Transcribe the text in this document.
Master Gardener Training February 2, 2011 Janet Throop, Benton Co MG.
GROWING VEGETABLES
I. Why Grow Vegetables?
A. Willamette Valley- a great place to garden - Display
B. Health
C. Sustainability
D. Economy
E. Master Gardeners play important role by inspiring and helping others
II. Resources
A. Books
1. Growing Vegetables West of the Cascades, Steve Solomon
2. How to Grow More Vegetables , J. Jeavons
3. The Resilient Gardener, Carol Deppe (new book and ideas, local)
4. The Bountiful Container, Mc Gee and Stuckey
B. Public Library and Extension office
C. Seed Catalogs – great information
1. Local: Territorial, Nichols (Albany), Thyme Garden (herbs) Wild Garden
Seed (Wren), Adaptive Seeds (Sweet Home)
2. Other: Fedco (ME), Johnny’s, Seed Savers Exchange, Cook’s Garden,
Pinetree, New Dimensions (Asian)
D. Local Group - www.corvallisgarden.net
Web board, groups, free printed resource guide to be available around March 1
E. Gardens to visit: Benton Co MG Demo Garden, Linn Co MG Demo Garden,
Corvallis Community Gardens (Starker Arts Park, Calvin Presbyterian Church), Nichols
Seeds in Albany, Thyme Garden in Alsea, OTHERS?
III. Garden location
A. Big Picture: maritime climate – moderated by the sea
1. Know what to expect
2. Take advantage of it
_ _ _ _ _ _ _
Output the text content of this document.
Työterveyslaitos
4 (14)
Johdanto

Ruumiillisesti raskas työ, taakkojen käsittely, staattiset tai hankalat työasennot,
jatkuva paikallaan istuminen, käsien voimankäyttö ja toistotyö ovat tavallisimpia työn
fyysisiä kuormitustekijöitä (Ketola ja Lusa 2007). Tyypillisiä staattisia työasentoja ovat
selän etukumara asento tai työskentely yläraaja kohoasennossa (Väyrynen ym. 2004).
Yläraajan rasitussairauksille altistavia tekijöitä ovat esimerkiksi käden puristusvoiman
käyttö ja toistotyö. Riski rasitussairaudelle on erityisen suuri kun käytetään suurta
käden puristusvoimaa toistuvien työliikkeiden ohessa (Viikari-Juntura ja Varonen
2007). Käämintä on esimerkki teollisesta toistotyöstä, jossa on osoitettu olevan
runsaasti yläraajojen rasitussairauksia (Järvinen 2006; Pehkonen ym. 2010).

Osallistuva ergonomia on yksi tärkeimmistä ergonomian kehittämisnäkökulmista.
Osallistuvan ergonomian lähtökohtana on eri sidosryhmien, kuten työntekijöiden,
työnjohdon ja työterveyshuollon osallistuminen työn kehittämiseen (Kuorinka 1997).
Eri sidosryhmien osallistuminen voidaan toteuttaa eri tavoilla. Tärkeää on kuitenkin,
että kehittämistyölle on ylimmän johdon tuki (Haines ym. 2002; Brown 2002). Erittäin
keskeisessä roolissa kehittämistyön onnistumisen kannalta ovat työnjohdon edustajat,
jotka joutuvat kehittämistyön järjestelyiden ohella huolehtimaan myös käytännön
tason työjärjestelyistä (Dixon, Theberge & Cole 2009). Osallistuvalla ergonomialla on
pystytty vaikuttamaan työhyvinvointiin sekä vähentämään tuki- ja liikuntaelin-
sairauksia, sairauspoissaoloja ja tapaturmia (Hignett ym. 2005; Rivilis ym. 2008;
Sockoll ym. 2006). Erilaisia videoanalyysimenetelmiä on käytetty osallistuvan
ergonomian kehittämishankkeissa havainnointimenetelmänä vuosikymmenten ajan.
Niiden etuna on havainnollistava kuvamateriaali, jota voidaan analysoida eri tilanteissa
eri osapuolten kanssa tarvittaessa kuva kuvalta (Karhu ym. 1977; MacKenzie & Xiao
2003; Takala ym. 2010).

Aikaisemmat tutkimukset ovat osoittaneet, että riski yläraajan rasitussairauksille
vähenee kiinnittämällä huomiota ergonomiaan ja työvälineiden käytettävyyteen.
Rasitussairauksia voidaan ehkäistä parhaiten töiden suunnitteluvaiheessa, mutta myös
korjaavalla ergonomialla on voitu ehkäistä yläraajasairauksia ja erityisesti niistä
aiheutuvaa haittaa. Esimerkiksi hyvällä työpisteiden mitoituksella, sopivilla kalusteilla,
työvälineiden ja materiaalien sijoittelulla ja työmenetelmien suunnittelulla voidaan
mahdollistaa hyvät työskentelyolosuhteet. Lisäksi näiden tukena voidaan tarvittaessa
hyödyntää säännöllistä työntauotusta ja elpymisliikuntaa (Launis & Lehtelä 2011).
_ _ _ _ _ _ _
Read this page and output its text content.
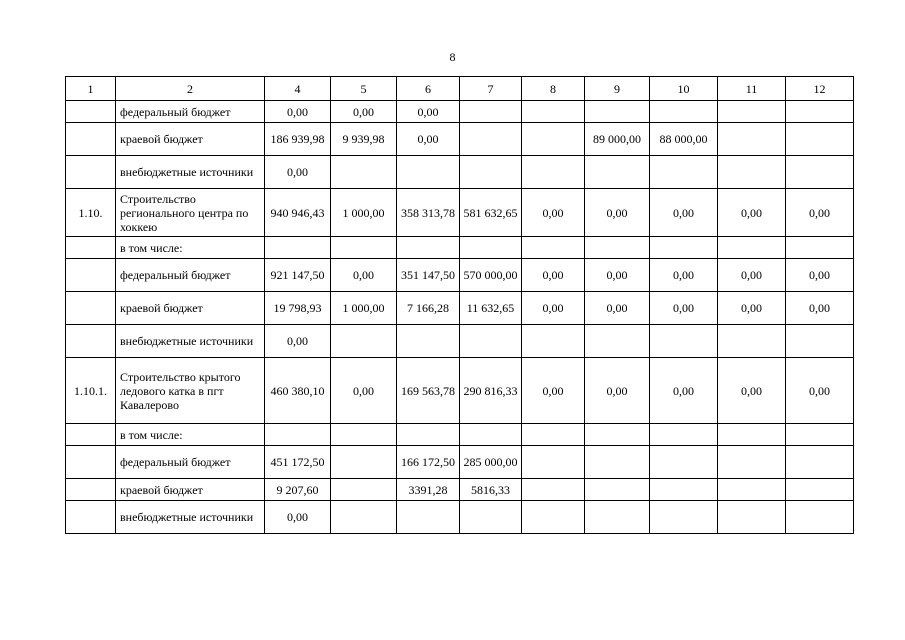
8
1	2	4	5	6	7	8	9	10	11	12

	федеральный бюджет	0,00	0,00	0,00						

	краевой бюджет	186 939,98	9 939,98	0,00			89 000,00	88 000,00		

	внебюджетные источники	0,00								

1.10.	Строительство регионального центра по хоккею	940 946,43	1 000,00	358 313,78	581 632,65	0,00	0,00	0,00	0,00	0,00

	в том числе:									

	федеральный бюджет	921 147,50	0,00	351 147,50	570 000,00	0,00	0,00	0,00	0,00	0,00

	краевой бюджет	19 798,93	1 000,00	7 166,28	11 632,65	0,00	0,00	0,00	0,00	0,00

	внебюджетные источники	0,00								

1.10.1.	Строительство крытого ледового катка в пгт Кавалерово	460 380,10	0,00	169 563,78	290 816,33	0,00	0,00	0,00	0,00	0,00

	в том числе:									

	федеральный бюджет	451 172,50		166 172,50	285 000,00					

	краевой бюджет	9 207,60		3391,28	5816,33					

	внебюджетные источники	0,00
_ _ _ _ _ _ _
WHAT YOU WILL DO: Show all lines from the listing above in which "rasitussairauksille" appears.

TASK RESULT:
Yläraajan rasitussairauksille altistavia tekijöitä ovat esimerkiksi käden puristusvoiman
Aikaisemmat tutkimukset ovat osoittaneet, että riski yläraajan rasitussairauksille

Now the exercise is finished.